What you need to do
Return the listing below verbatim. Pictures do not belong in the copy.

Data supplied
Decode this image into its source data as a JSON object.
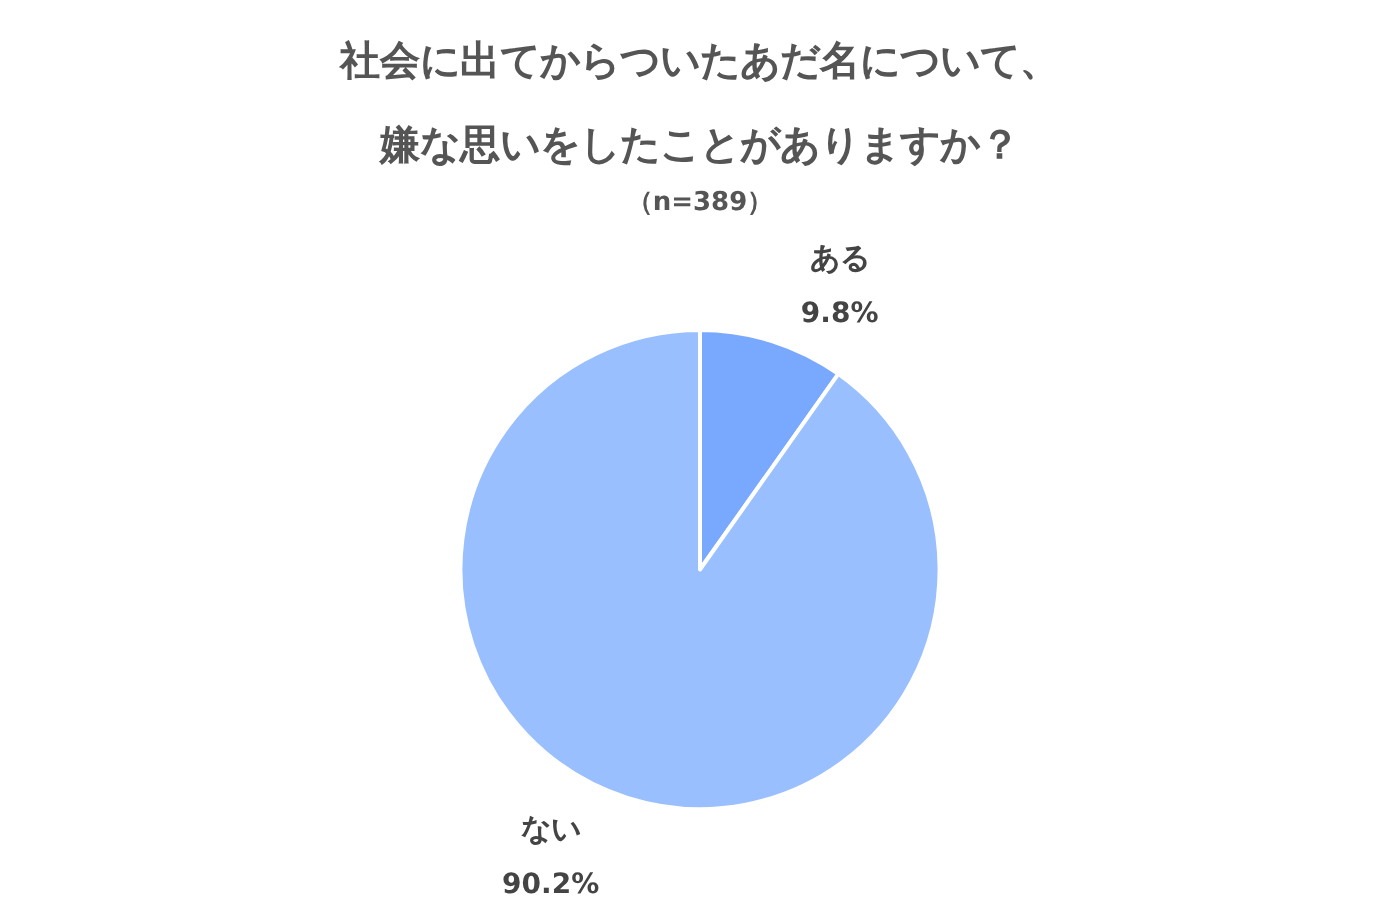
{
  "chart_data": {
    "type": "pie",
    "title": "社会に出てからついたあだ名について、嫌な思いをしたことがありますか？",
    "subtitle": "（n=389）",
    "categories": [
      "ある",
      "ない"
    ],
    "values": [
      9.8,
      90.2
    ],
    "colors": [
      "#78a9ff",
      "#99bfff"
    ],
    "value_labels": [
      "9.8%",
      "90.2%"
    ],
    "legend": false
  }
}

Task answer
Decode this image into its source data as a JSON object.
{
  "chart_data": {
    "type": "pie",
    "title": "社会に出てからついたあだ名について、嫌な思いをしたことがありますか？",
    "subtitle": "（n=389）",
    "categories": [
      "ある",
      "ない"
    ],
    "values": [
      9.8,
      90.2
    ],
    "colors": [
      "#78a9ff",
      "#99bfff"
    ],
    "value_labels": [
      "9.8%",
      "90.2%"
    ],
    "legend": false
  }
}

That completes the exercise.